- **Information provided**
────────────────────
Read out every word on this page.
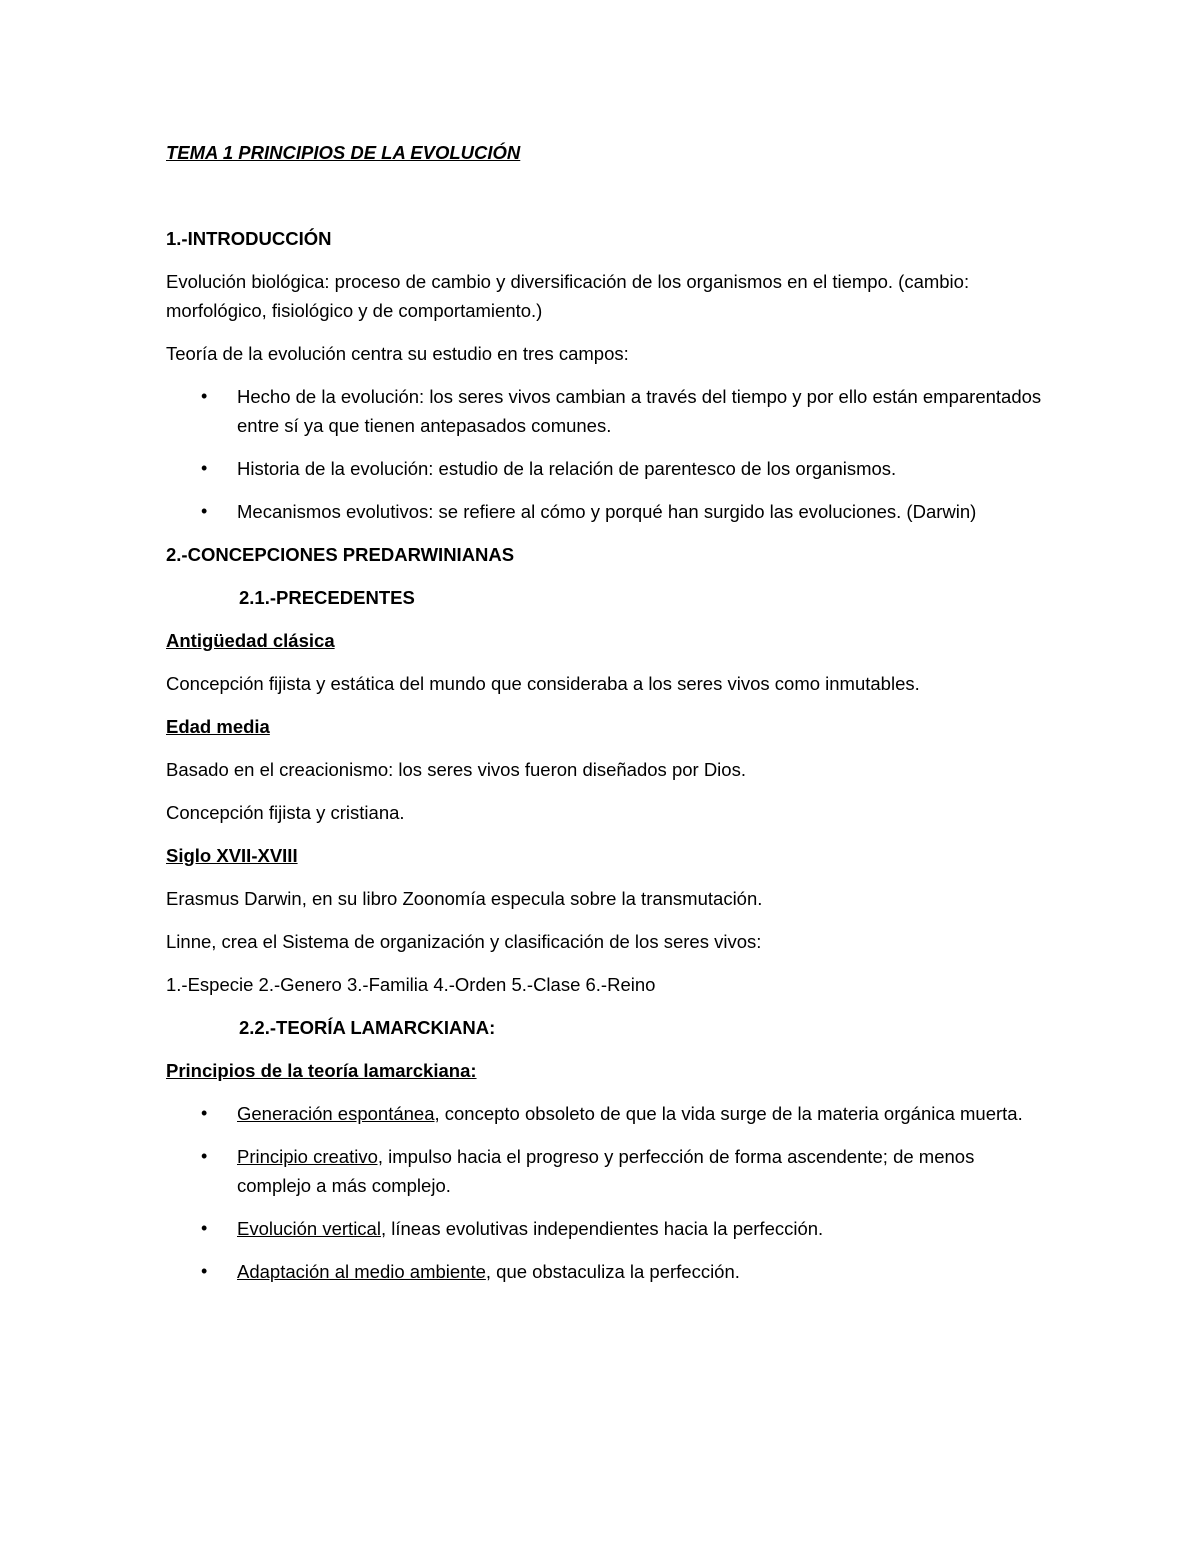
TEMA 1 PRINCIPIOS DE LA EVOLUCIÓN
1.-INTRODUCCIÓN
Evolución biológica: proceso de cambio y diversificación de los organismos en el tiempo. (cambio: morfológico, fisiológico y de comportamiento.)
Teoría de la evolución centra su estudio en tres campos:
• Hecho de la evolución: los seres vivos cambian a través del tiempo y por ello están emparentados entre sí ya que tienen antepasados comunes.
• Historia de la evolución: estudio de la relación de parentesco de los organismos.
• Mecanismos evolutivos: se refiere al cómo y porqué han surgido las evoluciones. (Darwin)
2.-CONCEPCIONES PREDARWINIANAS
2.1.-PRECEDENTES
Antigüedad clásica
Concepción fijista y estática del mundo que consideraba a los seres vivos como inmutables.
Edad media
Basado en el creacionismo: los seres vivos fueron diseñados por Dios.
Concepción fijista y cristiana.
Siglo XVII-XVIII
Erasmus Darwin, en su libro Zoonomía especula sobre la transmutación.
Linne, crea el Sistema de organización y clasificación de los seres vivos:
1.-Especie 2.-Genero 3.-Familia 4.-Orden 5.-Clase 6.-Reino
2.2.-TEORÍA LAMARCKIANA:
Principios de la teoría lamarckiana:
• Generación espontánea, concepto obsoleto de que la vida surge de la materia orgánica muerta.
• Principio creativo, impulso hacia el progreso y perfección de forma ascendente; de menos complejo a más complejo.
• Evolución vertical, líneas evolutivas independientes hacia la perfección.
• Adaptación al medio ambiente, que obstaculiza la perfección.
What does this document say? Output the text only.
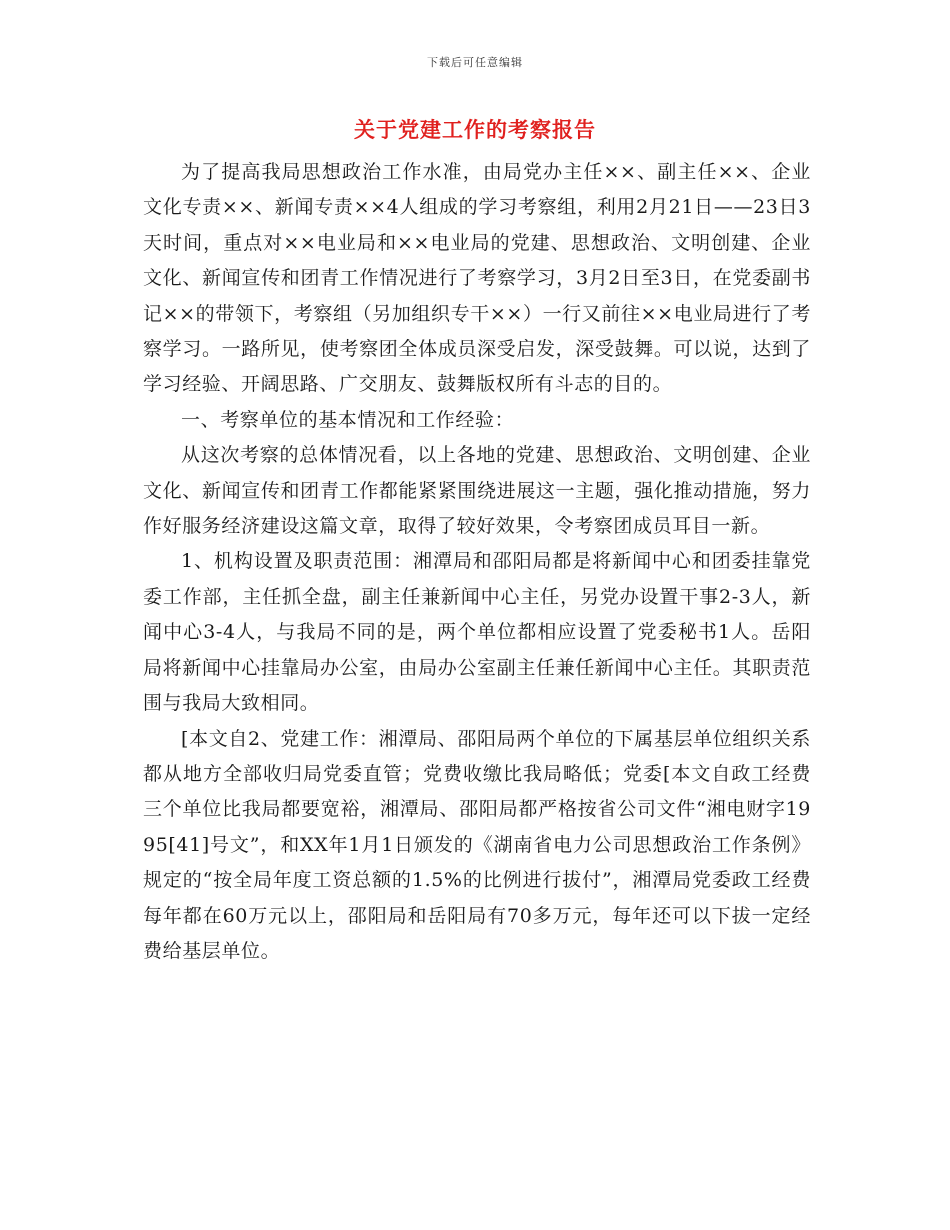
下载后可任意编辑
关于党建工作的考察报告

为了提高我局思想政治工作水准，由局党办主任××、副主任××、企业文化专责××、新闻专责××4人组成的学习考察组，利用2月21日——23日3天时间，重点对××电业局和××电业局的党建、思想政治、文明创建、企业文化、新闻宣传和团青工作情况进行了考察学习，3月2日至3日，在党委副书记××的带领下，考察组（另加组织专干××）一行又前往××电业局进行了考察学习。一路所见，使考察团全体成员深受启发，深受鼓舞。可以说，达到了学习经验、开阔思路、广交朋友、鼓舞版权所有斗志的目的。

一、考察单位的基本情况和工作经验：

从这次考察的总体情况看，以上各地的党建、思想政治、文明创建、企业文化、新闻宣传和团青工作都能紧紧围绕进展这一主题，强化推动措施，努力作好服务经济建设这篇文章，取得了较好效果，令考察团成员耳目一新。

1、机构设置及职责范围：湘潭局和邵阳局都是将新闻中心和团委挂靠党委工作部，主任抓全盘，副主任兼新闻中心主任，另党办设置干事2-3人，新闻中心3-4人，与我局不同的是，两个单位都相应设置了党委秘书1人。岳阳局将新闻中心挂靠局办公室，由局办公室副主任兼任新闻中心主任。其职责范围与我局大致相同。

[本文自2、党建工作：湘潭局、邵阳局两个单位的下属基层单位组织关系都从地方全部收归局党委直管；党费收缴比我局略低；党委[本文自政工经费三个单位比我局都要宽裕，湘潭局、邵阳局都严格按省公司文件“湘电财字1995[41]号文”，和XX年1月1日颁发的《湖南省电力公司思想政治工作条例》规定的“按全局年度工资总额的1.5%的比例进行拔付”，湘潭局党委政工经费每年都在60万元以上，邵阳局和岳阳局有70多万元，每年还可以下拔一定经费给基层单位。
────────────────────
- **Brief**
Look through the records and gather every line containing "Concepción".

- **Correct answer**
Concepción fijista y estática del mundo que consideraba a los seres vivos como inmutables.
Concepción fijista y cristiana.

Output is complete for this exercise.